● **TASK STATEMENT**
Your task is to repeat all of the data exactly while excluding the pictures.

● **Dataset records**

**********

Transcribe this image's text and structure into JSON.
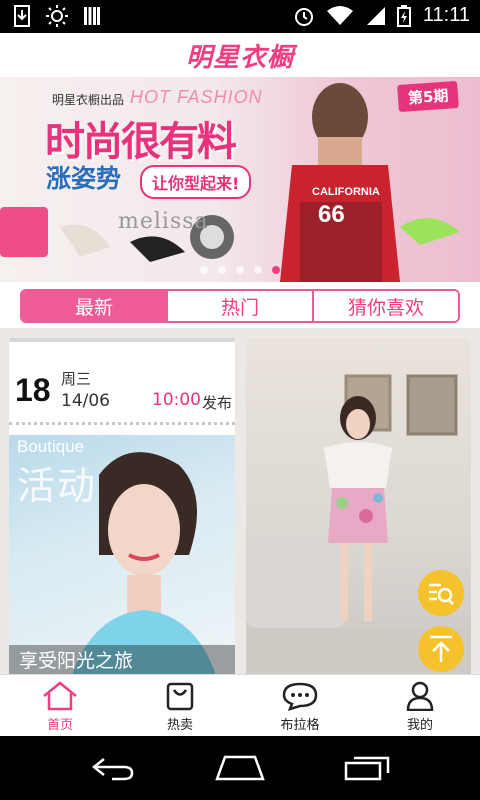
{
  "status_bar": {
    "time": "11:11",
    "icons_left": [
      "download-icon",
      "brightness-icon",
      "signal-bars-icon"
    ],
    "icons_right": [
      "alarm-icon",
      "wifi-icon",
      "cellular-icon",
      "battery-icon"
    ]
  },
  "header": {
    "title": "明星衣橱"
  },
  "banner": {
    "brand_small": "明星衣橱出品",
    "hot_fashion": "HOT FASHION",
    "main_slogan": "时尚很有料",
    "sub_slogan": "涨姿势",
    "tag_slogan": "让你型起来!",
    "issue": "第5期",
    "melissa": "melissa",
    "carousel_pages": 5,
    "carousel_active_index": 4
  },
  "tabs": {
    "items": [
      {
        "label": "最新",
        "active": true
      },
      {
        "label": "热门",
        "active": false
      },
      {
        "label": "猜你喜欢",
        "active": false
      }
    ]
  },
  "feed": {
    "date": {
      "day": "18",
      "weekday": "周三",
      "month_day": "14/06"
    },
    "release_time": "10:00",
    "release_label": "发布",
    "promo": {
      "en_title": "Boutique",
      "cn_title": "活动",
      "caption": "享受阳光之旅"
    }
  },
  "bottom_nav": {
    "items": [
      {
        "label": "首页",
        "icon": "home-icon",
        "active": true
      },
      {
        "label": "热卖",
        "icon": "shopping-bag-icon",
        "active": false
      },
      {
        "label": "布拉格",
        "icon": "chat-bubble-icon",
        "active": false
      },
      {
        "label": "我的",
        "icon": "user-icon",
        "active": false
      }
    ]
  },
  "colors": {
    "accent": "#ef3f82",
    "fab": "#f6c22b"
  }
}
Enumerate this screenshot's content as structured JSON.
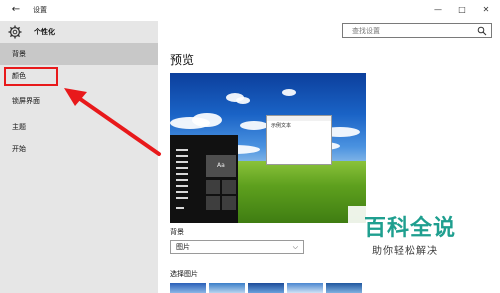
{
  "window": {
    "title": "设置",
    "back_glyph": "←",
    "minimize_glyph": "—",
    "restore_glyph": "□",
    "close_glyph": "✕"
  },
  "sidebar": {
    "home_label": "个性化",
    "items": [
      {
        "label": "背景",
        "selected": true
      },
      {
        "label": "颜色",
        "selected": false
      },
      {
        "label": "锁屏界面",
        "selected": false
      },
      {
        "label": "主题",
        "selected": false
      },
      {
        "label": "开始",
        "selected": false
      }
    ]
  },
  "search": {
    "placeholder": "查找设置"
  },
  "main": {
    "title": "预览",
    "preview": {
      "tile_label": "Aa",
      "sample_window_text": "示例文本"
    },
    "background_label": "背景",
    "background_value": "图片",
    "choose_picture_label": "选择图片"
  },
  "watermark": {
    "main": "百科全说",
    "sub": "助你轻松解决"
  },
  "colors": {
    "annotation_red": "#e8191b",
    "sidebar_bg": "#e6e6e6",
    "selected_bg": "#c8c8c8",
    "watermark_teal": "#1f9f8f"
  }
}
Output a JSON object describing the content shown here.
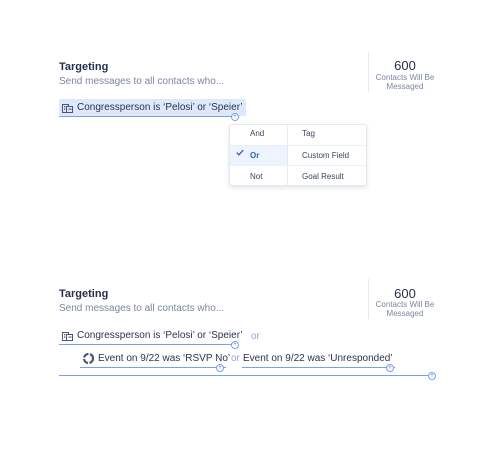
{
  "panel1": {
    "title": "Targeting",
    "subtitle": "Send messages to all contacts who...",
    "count_value": "600",
    "count_label_line1": "Contacts Will Be",
    "count_label_line2": "Messaged",
    "chip_label": "Congressperson is ‘Pelosi’ or ‘Speier’",
    "chip_icon": "building-icon",
    "menu": {
      "logic_items": [
        "And",
        "Or",
        "Not"
      ],
      "selected_logic": "Or",
      "type_items": [
        "Tag",
        "Custom Field",
        "Goal Result"
      ]
    }
  },
  "panel2": {
    "title": "Targeting",
    "subtitle": "Send messages to all contacts who...",
    "count_value": "600",
    "count_label_line1": "Contacts Will Be",
    "count_label_line2": "Messaged",
    "chip_label": "Congressperson is ‘Pelosi’ or ‘Speier’",
    "chip_icon": "building-icon",
    "or_label": "or",
    "event_chip1": "Event on 9/22 was ‘RSVP No’",
    "event_icon": "event-icon",
    "event_or_label": "or",
    "event_chip2": "Event on 9/22 was ‘Unresponded’"
  },
  "colors": {
    "accent": "#5b87d6",
    "chip_highlight": "#dce9fb",
    "text_primary": "#26304d",
    "text_muted": "#7c86a2"
  }
}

**********

● **THE OUTPUT**
Transcribe this image's text and structure into JSON.
{
  "status_bar": {
    "time": "11:11",
    "icons_left": [
      "download-icon",
      "brightness-icon",
      "signal-bars-icon"
    ],
    "icons_right": [
      "alarm-icon",
      "wifi-icon",
      "cellular-icon",
      "battery-icon"
    ]
  },
  "header": {
    "title": "明星衣橱"
  },
  "banner": {
    "brand_small": "明星衣橱出品",
    "hot_fashion": "HOT FASHION",
    "main_slogan": "时尚很有料",
    "sub_slogan": "涨姿势",
    "tag_slogan": "让你型起来!",
    "issue": "第5期",
    "melissa": "melissa",
    "carousel_pages": 5,
    "carousel_active_index": 4
  },
  "tabs": {
    "items": [
      {
        "label": "最新",
        "active": true
      },
      {
        "label": "热门",
        "active": false
      },
      {
        "label": "猜你喜欢",
        "active": false
      }
    ]
  },
  "feed": {
    "date": {
      "day": "18",
      "weekday": "周三",
      "month_day": "14/06"
    },
    "release_time": "10:00",
    "release_label": "发布",
    "promo": {
      "en_title": "Boutique",
      "cn_title": "活动",
      "caption": "享受阳光之旅"
    }
  },
  "bottom_nav": {
    "items": [
      {
        "label": "首页",
        "icon": "home-icon",
        "active": true
      },
      {
        "label": "热卖",
        "icon": "shopping-bag-icon",
        "active": false
      },
      {
        "label": "布拉格",
        "icon": "chat-bubble-icon",
        "active": false
      },
      {
        "label": "我的",
        "icon": "user-icon",
        "active": false
      }
    ]
  },
  "colors": {
    "accent": "#ef3f82",
    "fab": "#f6c22b"
  }
}
Enumerate this screenshot's content as structured JSON.
{
  "window": {
    "title": "设置",
    "back_glyph": "←",
    "minimize_glyph": "—",
    "restore_glyph": "□",
    "close_glyph": "✕"
  },
  "sidebar": {
    "home_label": "个性化",
    "items": [
      {
        "label": "背景",
        "selected": true
      },
      {
        "label": "颜色",
        "selected": false
      },
      {
        "label": "锁屏界面",
        "selected": false
      },
      {
        "label": "主题",
        "selected": false
      },
      {
        "label": "开始",
        "selected": false
      }
    ]
  },
  "search": {
    "placeholder": "查找设置"
  },
  "main": {
    "title": "预览",
    "preview": {
      "tile_label": "Aa",
      "sample_window_text": "示例文本"
    },
    "background_label": "背景",
    "background_value": "图片",
    "choose_picture_label": "选择图片"
  },
  "watermark": {
    "main": "百科全说",
    "sub": "助你轻松解决"
  },
  "colors": {
    "annotation_red": "#e8191b",
    "sidebar_bg": "#e6e6e6",
    "selected_bg": "#c8c8c8",
    "watermark_teal": "#1f9f8f"
  }
}
Output a JSON object describing the content shown here.
{
  "panel1": {
    "title": "Targeting",
    "subtitle": "Send messages to all contacts who...",
    "count_value": "600",
    "count_label_line1": "Contacts Will Be",
    "count_label_line2": "Messaged",
    "chip_label": "Congressperson is ‘Pelosi’ or ‘Speier’",
    "chip_icon": "building-icon",
    "menu": {
      "logic_items": [
        "And",
        "Or",
        "Not"
      ],
      "selected_logic": "Or",
      "type_items": [
        "Tag",
        "Custom Field",
        "Goal Result"
      ]
    }
  },
  "panel2": {
    "title": "Targeting",
    "subtitle": "Send messages to all contacts who...",
    "count_value": "600",
    "count_label_line1": "Contacts Will Be",
    "count_label_line2": "Messaged",
    "chip_label": "Congressperson is ‘Pelosi’ or ‘Speier’",
    "chip_icon": "building-icon",
    "or_label": "or",
    "event_chip1": "Event on 9/22 was ‘RSVP No’",
    "event_icon": "event-icon",
    "event_or_label": "or",
    "event_chip2": "Event on 9/22 was ‘Unresponded’"
  },
  "colors": {
    "accent": "#5b87d6",
    "chip_highlight": "#dce9fb",
    "text_primary": "#26304d",
    "text_muted": "#7c86a2"
  }
}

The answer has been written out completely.